Copy the records from the first line through the line containing "value-2007: - 387", swapping "bounding boxes" for "coordinates" and leaving the rest unchanged. Give only those lines.
Start of Stored data
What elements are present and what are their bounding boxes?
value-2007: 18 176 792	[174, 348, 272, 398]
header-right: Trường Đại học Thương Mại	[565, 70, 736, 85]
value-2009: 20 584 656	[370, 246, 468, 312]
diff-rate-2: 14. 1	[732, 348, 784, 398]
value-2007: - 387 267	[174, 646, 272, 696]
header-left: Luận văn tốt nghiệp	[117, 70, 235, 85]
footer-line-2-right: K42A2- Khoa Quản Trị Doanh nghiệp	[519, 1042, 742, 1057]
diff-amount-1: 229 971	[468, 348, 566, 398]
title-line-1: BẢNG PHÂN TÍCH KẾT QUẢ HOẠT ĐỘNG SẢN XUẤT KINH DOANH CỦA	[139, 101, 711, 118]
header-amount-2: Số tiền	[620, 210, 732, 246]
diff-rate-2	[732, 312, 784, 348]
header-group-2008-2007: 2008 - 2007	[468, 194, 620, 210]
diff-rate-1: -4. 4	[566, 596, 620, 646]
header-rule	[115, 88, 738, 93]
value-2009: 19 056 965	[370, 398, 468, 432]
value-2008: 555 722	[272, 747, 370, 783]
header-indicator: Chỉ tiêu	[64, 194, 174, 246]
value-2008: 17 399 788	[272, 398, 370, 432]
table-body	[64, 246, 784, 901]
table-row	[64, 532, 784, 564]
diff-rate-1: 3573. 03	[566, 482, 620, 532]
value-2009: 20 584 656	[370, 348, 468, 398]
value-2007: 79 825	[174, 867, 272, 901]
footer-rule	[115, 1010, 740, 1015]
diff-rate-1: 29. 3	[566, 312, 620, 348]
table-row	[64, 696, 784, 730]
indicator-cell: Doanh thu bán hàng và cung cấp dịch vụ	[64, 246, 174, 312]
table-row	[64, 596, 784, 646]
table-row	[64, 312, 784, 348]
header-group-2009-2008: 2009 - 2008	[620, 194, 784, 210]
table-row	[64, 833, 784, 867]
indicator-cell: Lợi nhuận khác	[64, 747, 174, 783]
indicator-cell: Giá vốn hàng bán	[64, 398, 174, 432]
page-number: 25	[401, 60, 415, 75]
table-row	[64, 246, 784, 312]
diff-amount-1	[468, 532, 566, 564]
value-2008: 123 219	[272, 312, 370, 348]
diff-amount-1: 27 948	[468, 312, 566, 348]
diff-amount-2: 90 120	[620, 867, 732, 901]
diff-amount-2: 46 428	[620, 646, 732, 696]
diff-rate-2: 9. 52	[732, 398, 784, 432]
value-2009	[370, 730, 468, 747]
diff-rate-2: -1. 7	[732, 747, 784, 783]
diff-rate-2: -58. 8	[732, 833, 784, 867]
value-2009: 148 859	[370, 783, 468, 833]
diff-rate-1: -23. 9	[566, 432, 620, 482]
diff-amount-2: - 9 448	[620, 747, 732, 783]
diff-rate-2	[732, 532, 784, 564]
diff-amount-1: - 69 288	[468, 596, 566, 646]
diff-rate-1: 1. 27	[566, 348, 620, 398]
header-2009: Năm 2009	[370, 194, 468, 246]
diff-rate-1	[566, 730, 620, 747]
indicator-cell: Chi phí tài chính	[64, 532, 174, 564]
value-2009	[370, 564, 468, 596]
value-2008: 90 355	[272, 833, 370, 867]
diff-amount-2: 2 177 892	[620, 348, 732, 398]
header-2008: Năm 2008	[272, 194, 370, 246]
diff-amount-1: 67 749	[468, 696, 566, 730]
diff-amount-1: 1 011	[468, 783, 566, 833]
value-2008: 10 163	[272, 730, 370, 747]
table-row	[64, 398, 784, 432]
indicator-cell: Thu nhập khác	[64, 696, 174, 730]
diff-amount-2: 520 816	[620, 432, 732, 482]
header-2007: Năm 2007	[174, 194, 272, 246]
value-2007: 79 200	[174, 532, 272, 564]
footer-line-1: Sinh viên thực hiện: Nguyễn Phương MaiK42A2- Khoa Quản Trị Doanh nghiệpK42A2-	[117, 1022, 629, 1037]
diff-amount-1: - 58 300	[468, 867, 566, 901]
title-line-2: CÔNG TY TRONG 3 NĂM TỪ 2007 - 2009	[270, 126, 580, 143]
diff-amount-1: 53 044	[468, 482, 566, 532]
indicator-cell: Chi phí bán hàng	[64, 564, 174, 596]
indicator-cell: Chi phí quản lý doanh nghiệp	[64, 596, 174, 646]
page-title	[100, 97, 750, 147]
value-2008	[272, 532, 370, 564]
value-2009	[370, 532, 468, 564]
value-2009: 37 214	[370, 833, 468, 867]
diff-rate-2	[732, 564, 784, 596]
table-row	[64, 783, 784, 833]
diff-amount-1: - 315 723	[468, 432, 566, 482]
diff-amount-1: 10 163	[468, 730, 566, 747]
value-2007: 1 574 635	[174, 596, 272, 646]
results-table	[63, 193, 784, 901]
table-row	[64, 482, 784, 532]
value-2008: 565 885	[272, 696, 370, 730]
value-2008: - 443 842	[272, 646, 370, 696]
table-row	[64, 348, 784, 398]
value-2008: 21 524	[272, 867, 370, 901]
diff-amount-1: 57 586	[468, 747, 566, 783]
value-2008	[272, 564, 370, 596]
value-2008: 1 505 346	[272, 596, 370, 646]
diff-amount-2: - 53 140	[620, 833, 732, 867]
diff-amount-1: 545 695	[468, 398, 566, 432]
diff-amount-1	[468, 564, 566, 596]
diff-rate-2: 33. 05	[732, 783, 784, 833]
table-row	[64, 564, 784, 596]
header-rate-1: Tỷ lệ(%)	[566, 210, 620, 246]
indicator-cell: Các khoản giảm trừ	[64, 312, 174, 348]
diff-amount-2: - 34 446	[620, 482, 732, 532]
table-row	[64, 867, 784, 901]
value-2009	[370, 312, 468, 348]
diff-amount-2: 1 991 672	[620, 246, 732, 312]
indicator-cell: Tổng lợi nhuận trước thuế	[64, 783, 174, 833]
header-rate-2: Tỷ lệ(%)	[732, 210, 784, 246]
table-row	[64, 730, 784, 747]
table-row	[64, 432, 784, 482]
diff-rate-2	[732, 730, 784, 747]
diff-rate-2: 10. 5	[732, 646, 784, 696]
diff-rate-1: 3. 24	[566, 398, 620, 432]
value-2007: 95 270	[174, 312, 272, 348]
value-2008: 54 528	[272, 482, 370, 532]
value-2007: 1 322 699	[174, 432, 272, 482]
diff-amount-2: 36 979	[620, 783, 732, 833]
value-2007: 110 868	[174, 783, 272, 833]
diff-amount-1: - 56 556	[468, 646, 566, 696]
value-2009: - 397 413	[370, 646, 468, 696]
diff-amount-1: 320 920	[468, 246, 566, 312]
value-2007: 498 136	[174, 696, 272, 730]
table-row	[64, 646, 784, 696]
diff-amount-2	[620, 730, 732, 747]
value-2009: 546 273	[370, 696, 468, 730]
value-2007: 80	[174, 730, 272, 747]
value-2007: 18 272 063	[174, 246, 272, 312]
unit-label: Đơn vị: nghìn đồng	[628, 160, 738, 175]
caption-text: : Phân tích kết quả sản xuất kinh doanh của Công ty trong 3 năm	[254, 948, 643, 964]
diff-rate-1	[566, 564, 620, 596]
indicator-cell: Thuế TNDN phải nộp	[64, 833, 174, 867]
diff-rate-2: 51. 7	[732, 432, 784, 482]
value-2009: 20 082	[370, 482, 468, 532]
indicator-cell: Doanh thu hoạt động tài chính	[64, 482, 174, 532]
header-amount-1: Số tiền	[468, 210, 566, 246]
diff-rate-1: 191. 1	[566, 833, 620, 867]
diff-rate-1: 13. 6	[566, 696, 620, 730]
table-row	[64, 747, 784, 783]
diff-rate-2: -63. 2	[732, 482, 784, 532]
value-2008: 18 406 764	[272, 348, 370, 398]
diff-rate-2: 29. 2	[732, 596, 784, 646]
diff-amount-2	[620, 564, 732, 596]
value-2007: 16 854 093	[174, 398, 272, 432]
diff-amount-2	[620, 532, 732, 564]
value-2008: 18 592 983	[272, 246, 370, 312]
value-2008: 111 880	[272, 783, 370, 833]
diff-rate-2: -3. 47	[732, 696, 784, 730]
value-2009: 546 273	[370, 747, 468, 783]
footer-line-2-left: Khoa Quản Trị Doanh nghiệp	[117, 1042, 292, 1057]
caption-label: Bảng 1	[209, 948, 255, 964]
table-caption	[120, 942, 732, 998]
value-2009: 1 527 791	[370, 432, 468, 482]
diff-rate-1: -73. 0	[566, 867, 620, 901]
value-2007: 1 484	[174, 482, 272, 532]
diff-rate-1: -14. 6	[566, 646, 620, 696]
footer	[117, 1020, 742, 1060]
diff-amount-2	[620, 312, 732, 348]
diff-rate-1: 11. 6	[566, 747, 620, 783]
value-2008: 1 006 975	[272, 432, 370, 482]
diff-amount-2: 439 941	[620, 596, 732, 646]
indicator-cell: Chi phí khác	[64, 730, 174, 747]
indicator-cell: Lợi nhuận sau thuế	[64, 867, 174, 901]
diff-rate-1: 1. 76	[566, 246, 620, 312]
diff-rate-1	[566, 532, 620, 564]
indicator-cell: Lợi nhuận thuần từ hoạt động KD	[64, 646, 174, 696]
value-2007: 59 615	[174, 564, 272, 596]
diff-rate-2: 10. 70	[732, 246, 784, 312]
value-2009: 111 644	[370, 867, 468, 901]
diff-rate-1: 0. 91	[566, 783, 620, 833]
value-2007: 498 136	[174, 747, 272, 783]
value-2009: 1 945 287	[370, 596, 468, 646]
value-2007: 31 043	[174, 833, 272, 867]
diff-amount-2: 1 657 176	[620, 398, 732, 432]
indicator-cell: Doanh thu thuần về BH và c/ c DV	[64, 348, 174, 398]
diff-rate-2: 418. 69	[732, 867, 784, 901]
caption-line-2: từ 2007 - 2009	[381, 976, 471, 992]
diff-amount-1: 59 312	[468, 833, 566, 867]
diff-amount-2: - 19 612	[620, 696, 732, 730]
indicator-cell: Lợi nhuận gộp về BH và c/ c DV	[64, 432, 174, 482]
End of Stored data
* [Task answer]:
What elements are present and what are their coordinates?
value-2007: 18 176 792	[174, 348, 272, 398]
header-right: Trường Đại học Thương Mại	[565, 70, 736, 85]
value-2009: 20 584 656	[370, 246, 468, 312]
diff-rate-2: 14. 1	[732, 348, 784, 398]
value-2007: - 387 267	[174, 646, 272, 696]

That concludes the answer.